Enunciados dos exercícios
1. Transcreva do texto sobre a Corsan a passagem que começa em "Não vai ser" e termina em "ao esgoto pluvial.".
2. No texto sobre a Corsan, reescreva de forma mais breve o parágrafo que começa com "Talvez em função", preservando suas informações principais.

Trecho do texto
━━━━━━
SANEAMENTO. Luiz Roese e a reação da Corsan, que vai cobrar muito da cidade, se houver municipalização

“…Talvez em função do eminente cenário que vem por aí, a Corsan contratou a empresa Engebê Incorporações de Imóveis para elaboração de “laudo de avaliação econômica dos sistemas de abastecimento de água e esgotamento sanitário de Santa Maria”. O trabalho técnico pode dar elementos para poder cobrar o município pelo investimento em edificações, estações de tratamento e toda a rede de encanamento.

Uruguaiana, por exemplo, está sendo cobrada na Justiça pela Corsan em mais de R$ 70 milhões, após a municipalização dos serviços em 2011. Futuro prefeito, pode se preparar. Aliás…”

CLIQUE AQUI para ler a íntegra de “Corsan se prepara para cobrar a conta, caso seja defenestrada”, de Luiz Roese. Jornalista que hoje vive em Porto Alegre, após uma dúzia de anos em Santa Maria – onde se aquerenciou no início do século e atuou profissionalmente nos jornais Diário de Santa Maria e A Razão.



2 comentários

  1. Jorge

    Não vai ser tanto assim. Em rede de esgotos, por exemplo, fez o quê? E o que fez já está depreciado, porque faz muuuuuito tempo.

  2. O Brando

    Para começo de conversa, se a coleta é responsabilidade da Corsan, é dela a responsabilidade de fiscalizar a conexão ao esgoto pluvial.
━━━━━━
Dados de reconhecimento da estrutura de documentos
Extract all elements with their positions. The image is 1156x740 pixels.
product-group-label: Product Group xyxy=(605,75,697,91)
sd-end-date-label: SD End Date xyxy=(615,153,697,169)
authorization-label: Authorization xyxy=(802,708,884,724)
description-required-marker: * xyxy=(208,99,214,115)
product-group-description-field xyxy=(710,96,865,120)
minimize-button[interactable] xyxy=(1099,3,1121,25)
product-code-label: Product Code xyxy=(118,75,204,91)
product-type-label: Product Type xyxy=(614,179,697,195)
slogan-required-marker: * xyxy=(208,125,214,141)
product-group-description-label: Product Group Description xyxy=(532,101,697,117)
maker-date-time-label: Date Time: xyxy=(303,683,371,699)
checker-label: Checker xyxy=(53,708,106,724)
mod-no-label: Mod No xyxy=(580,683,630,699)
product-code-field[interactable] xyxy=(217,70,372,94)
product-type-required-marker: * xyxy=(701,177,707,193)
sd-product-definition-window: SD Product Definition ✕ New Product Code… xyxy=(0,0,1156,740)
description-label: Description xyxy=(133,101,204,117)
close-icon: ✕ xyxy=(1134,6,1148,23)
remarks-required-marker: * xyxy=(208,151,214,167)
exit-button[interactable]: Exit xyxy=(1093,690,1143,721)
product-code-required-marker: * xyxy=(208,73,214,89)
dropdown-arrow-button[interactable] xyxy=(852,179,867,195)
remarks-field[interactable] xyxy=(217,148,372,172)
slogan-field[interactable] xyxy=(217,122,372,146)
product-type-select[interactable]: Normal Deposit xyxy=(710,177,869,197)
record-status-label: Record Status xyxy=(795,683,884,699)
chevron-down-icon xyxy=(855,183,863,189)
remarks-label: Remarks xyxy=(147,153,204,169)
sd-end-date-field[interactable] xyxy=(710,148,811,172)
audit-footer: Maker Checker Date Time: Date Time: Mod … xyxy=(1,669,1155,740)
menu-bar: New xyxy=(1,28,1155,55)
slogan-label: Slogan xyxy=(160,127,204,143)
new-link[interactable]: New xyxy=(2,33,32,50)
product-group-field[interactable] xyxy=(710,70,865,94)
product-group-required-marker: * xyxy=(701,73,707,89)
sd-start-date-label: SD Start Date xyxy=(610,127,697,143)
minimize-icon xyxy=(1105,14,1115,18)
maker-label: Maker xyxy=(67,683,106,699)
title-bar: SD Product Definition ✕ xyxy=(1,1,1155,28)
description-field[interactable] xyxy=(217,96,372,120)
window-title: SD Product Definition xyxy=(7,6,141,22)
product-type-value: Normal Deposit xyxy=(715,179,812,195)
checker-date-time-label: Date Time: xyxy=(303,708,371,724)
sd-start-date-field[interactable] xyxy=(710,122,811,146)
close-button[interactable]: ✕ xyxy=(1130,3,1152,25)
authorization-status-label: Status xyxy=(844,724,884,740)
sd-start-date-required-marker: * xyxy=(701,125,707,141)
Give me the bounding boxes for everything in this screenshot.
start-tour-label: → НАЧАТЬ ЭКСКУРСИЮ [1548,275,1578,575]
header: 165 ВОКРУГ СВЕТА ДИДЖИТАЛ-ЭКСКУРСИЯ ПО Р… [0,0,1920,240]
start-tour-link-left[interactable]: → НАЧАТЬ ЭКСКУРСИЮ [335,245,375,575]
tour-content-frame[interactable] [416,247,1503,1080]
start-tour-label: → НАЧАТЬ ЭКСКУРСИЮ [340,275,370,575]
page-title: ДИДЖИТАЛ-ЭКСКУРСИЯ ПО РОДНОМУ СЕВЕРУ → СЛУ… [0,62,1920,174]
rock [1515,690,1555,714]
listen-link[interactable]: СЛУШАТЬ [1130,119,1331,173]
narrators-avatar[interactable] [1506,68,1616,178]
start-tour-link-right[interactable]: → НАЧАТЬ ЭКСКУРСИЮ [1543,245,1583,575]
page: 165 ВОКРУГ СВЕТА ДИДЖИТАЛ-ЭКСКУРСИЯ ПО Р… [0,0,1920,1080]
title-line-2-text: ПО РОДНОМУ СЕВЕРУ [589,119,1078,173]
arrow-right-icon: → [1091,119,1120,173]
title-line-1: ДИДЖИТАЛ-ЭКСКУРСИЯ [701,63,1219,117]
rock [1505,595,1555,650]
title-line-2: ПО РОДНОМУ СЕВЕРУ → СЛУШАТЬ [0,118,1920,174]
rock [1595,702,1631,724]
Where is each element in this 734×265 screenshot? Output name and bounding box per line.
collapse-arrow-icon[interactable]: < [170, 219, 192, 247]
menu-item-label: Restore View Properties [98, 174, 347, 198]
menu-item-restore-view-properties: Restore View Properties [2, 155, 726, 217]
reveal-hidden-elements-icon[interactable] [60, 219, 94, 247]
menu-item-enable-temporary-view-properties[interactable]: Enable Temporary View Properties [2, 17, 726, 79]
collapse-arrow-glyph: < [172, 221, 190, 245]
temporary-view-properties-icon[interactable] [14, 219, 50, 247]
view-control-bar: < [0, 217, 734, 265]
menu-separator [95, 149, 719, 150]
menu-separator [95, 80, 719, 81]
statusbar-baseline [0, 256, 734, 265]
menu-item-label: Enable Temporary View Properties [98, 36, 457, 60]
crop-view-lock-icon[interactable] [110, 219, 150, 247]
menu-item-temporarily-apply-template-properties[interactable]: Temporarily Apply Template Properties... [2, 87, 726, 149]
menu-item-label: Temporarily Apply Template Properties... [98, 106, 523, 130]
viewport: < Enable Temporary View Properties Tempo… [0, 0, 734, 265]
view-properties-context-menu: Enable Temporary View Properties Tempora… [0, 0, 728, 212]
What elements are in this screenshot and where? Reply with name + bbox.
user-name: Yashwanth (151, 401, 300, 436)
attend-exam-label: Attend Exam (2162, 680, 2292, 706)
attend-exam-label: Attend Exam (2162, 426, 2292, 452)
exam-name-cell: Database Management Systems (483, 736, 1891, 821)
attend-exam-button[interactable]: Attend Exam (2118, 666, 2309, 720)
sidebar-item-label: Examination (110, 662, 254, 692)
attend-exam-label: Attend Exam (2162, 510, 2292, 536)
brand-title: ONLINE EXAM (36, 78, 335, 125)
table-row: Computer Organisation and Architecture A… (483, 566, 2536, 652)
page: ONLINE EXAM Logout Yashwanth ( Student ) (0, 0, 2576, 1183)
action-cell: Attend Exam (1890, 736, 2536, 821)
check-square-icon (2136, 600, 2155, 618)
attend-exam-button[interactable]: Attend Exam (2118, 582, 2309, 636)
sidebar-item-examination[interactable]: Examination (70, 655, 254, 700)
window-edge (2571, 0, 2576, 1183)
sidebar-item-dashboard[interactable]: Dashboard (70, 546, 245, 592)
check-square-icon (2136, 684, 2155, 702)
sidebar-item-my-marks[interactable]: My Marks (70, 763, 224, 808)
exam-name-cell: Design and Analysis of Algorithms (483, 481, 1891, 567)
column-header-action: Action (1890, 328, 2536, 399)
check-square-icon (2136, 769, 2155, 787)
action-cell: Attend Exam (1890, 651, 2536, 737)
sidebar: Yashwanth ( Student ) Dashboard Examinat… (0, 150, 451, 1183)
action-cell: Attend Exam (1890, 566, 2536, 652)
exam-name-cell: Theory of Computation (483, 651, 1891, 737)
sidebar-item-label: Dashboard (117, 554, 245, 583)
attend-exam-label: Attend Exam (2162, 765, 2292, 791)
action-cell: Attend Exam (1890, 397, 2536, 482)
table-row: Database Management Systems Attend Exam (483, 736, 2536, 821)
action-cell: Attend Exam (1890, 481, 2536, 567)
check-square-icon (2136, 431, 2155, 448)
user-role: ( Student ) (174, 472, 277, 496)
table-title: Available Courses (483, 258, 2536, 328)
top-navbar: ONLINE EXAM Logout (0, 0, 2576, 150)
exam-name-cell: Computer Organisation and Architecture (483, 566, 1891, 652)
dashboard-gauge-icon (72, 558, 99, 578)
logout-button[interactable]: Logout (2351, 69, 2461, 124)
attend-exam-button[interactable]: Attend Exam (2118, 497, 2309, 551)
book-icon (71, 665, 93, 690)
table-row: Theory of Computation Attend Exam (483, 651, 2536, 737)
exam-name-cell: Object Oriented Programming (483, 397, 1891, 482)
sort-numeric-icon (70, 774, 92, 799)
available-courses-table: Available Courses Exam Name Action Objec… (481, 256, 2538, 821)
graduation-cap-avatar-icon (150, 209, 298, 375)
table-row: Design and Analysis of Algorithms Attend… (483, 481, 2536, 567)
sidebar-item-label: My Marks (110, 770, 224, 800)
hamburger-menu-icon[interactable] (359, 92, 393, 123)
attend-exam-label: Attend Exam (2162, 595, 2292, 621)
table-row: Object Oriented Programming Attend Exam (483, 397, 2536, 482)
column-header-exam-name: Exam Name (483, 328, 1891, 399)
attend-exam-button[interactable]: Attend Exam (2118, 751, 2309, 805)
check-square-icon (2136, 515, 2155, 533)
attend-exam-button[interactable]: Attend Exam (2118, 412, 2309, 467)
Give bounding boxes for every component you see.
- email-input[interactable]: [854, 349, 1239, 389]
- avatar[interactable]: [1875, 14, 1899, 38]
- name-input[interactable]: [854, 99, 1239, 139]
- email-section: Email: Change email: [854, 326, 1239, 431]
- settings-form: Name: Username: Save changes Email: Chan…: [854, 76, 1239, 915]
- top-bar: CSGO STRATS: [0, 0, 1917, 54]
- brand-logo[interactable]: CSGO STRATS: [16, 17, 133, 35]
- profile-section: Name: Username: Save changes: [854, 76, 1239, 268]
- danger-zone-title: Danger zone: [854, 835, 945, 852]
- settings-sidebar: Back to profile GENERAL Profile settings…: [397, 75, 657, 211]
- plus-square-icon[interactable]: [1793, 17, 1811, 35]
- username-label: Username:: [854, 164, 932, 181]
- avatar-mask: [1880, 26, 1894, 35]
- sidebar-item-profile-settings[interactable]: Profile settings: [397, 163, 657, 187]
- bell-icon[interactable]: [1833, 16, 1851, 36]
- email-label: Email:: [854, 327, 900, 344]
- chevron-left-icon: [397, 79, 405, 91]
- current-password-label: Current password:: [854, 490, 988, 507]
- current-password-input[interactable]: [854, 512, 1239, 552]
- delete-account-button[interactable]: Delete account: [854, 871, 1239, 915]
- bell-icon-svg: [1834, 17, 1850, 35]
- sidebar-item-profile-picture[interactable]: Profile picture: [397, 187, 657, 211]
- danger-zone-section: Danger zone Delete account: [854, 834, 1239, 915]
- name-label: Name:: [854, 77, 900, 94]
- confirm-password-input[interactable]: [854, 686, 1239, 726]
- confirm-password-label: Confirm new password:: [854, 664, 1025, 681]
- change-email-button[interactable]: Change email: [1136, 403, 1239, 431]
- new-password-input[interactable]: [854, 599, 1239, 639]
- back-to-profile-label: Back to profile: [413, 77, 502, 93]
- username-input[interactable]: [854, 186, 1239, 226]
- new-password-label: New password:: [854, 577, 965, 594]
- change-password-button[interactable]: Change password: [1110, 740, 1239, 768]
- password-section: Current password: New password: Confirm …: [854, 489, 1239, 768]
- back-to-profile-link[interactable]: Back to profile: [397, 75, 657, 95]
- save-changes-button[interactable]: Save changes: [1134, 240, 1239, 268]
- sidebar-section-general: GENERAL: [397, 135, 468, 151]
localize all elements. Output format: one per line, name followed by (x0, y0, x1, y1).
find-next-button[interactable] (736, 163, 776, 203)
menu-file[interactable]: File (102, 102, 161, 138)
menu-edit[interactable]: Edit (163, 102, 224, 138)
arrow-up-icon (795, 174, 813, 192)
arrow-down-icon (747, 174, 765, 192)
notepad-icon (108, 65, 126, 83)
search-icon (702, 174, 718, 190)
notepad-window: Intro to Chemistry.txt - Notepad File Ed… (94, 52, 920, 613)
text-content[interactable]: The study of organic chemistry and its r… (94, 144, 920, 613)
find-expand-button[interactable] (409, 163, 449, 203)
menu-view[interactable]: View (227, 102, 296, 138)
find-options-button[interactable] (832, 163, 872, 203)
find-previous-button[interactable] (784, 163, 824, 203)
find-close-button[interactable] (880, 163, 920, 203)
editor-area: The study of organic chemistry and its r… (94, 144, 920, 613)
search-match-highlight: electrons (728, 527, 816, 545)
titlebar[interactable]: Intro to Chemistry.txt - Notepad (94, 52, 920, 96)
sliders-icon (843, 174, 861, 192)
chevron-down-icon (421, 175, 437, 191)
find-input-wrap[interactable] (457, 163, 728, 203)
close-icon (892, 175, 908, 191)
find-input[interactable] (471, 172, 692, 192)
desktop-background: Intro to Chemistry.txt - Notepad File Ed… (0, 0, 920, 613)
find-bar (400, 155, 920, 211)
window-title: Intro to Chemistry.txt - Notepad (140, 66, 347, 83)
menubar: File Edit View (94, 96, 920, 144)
━━━━━━
Resolução dos problemas
1.
Não vai ser tanto assim. Em rede de esgotos, por exemplo, fez o quê? E o que fez já está depreciado, porque faz muuuuuito tempo.

  2. O Brando

    Para começo de conversa, se a coleta é responsabilidade da Corsan, é dela a responsabilidade de fiscalizar a conexão ao esgoto pluvial.

2. A Corsan contratou a empresa Engebê Incorporações de Imóveis para elaborar um laudo de avaliação econômica dos sistemas de abastecimento de água e esgotamento sanitário de Santa Maria. Esse trabalho técnico pode fundamentar a cobrança do município pelos investimentos em edificações, estações de tratamento e rede de encanamento.